** begin SUPPLIED ENTRIES **

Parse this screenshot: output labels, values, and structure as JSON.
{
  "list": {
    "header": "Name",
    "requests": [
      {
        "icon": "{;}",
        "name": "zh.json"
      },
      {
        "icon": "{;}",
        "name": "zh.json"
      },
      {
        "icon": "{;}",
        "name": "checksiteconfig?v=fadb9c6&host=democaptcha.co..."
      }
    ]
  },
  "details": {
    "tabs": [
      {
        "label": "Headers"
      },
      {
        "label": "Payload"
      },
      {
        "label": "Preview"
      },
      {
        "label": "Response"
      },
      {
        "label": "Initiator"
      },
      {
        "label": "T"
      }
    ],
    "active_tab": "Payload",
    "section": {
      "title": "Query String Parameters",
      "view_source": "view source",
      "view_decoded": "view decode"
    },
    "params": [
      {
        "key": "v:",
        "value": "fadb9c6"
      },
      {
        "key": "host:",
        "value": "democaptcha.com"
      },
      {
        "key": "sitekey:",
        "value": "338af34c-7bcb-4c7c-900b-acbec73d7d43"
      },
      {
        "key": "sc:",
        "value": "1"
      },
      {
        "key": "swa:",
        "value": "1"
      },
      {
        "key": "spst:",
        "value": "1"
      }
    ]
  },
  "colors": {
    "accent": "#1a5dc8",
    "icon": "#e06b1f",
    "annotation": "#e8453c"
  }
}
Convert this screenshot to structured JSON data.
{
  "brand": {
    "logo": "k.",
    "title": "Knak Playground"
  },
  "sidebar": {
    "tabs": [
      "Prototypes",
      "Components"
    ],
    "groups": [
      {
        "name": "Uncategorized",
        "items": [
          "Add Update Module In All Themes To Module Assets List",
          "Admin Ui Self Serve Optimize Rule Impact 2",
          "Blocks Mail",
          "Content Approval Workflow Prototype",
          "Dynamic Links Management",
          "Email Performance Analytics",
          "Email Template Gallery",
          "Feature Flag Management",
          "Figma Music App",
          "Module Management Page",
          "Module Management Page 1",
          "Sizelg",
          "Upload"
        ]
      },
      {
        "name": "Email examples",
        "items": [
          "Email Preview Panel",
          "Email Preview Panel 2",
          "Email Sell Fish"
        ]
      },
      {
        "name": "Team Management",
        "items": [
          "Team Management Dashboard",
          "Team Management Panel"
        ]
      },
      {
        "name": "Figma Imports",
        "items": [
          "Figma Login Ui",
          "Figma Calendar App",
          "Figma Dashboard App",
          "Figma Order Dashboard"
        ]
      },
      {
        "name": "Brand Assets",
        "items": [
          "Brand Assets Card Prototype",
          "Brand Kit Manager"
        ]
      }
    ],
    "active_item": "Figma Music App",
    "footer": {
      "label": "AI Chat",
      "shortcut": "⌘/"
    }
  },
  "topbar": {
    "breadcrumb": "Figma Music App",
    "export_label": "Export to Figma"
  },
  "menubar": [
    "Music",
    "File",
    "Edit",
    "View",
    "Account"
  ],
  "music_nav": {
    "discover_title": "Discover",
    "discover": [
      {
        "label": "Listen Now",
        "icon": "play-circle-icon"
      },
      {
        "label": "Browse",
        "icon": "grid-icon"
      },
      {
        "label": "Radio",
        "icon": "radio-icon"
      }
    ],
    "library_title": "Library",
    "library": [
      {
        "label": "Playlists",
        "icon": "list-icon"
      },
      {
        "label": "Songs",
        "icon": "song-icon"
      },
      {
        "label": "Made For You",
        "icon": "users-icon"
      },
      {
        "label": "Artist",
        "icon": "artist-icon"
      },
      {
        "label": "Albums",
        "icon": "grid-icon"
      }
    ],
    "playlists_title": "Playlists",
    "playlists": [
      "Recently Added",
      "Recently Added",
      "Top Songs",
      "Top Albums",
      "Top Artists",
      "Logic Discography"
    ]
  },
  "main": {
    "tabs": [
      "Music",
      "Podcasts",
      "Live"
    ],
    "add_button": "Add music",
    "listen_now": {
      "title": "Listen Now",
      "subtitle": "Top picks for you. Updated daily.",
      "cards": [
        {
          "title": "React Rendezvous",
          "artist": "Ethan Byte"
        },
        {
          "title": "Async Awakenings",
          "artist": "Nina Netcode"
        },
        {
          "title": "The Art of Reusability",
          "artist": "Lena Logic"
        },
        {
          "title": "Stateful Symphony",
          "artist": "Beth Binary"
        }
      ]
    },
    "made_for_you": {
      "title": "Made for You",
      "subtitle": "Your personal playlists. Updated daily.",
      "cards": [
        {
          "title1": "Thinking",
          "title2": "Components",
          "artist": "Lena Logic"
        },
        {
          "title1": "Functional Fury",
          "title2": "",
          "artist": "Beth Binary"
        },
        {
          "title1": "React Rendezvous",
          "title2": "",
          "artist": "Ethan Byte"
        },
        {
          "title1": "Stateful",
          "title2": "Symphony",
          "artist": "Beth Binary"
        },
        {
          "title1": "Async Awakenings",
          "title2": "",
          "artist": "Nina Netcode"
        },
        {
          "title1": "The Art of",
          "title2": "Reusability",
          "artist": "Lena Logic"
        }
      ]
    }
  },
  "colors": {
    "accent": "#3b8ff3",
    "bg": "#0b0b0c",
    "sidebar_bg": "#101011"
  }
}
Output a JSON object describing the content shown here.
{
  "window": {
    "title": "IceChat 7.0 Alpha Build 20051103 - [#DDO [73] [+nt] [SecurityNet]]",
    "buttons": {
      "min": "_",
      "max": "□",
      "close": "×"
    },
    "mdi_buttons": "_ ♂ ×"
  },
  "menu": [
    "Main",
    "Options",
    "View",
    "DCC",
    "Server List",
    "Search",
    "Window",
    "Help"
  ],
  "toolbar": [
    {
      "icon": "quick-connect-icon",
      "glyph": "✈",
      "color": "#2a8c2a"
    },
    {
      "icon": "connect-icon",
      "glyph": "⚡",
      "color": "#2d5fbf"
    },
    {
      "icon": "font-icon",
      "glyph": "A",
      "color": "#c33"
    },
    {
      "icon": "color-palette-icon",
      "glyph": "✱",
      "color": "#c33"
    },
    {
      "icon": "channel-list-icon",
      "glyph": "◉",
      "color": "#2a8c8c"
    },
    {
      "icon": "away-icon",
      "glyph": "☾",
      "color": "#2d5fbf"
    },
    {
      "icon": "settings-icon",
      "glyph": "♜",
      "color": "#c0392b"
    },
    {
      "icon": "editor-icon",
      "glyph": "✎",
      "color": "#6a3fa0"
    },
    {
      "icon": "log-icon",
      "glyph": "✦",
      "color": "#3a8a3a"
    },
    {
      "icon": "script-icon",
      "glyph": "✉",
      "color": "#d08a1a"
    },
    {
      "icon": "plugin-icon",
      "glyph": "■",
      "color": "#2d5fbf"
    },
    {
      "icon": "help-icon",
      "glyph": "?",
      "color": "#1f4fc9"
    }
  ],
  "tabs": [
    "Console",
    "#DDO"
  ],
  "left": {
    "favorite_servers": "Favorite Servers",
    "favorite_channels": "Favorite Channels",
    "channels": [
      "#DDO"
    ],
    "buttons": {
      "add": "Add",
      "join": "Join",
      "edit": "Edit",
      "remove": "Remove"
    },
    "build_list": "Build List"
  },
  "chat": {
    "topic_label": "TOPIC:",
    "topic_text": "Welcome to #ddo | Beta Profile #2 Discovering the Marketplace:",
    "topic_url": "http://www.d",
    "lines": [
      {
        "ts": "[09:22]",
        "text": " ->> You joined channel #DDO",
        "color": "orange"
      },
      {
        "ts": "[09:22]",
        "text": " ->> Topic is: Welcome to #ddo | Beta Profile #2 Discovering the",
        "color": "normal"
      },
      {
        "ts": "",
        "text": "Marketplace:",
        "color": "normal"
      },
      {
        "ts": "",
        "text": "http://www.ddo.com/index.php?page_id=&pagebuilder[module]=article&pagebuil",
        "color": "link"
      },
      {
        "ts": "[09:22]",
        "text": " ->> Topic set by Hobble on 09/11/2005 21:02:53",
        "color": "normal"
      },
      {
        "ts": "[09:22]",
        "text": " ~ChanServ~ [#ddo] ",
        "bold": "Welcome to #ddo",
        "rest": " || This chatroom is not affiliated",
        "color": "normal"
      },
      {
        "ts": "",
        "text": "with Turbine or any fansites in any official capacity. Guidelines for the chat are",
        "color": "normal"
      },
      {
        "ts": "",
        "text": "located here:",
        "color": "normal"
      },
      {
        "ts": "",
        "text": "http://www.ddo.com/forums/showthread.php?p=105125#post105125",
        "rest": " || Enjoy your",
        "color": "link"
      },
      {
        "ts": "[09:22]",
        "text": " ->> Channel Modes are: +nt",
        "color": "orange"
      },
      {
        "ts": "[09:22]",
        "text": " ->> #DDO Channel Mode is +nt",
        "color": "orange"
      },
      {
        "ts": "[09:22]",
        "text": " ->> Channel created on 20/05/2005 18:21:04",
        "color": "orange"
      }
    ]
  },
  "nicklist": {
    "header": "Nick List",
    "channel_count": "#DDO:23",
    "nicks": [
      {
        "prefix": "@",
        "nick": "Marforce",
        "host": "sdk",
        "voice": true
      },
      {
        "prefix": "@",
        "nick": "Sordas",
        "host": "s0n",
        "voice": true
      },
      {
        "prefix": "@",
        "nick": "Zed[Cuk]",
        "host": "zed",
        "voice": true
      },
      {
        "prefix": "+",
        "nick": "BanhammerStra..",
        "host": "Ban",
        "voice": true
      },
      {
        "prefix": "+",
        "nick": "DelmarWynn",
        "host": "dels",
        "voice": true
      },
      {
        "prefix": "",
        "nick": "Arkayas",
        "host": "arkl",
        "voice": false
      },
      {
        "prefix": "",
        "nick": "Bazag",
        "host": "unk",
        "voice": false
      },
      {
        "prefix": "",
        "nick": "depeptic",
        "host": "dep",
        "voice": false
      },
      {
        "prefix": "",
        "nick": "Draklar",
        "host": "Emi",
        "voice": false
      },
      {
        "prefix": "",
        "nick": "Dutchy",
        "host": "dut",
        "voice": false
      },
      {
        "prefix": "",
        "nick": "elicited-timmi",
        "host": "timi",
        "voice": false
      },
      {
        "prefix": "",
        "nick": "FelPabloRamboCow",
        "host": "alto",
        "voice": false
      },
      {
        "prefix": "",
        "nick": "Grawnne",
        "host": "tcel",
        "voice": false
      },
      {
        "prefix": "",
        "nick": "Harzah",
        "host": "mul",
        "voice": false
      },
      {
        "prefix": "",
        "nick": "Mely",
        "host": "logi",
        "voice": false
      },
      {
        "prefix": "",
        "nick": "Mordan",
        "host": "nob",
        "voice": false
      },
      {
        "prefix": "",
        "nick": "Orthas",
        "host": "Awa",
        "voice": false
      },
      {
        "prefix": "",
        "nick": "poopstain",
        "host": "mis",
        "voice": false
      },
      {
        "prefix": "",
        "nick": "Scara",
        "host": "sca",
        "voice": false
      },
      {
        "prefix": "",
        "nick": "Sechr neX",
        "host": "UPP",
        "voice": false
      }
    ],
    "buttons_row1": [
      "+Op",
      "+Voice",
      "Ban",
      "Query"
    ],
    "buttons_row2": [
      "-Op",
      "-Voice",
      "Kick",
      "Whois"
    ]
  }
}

** end SUPPLIED ENTRIES **

Collect each line containing the string "democaptcha".

TASK RESULT -
        "name": "checksiteconfig?v=fadb9c6&host=democaptcha.co..."
        "value": "democaptcha.com"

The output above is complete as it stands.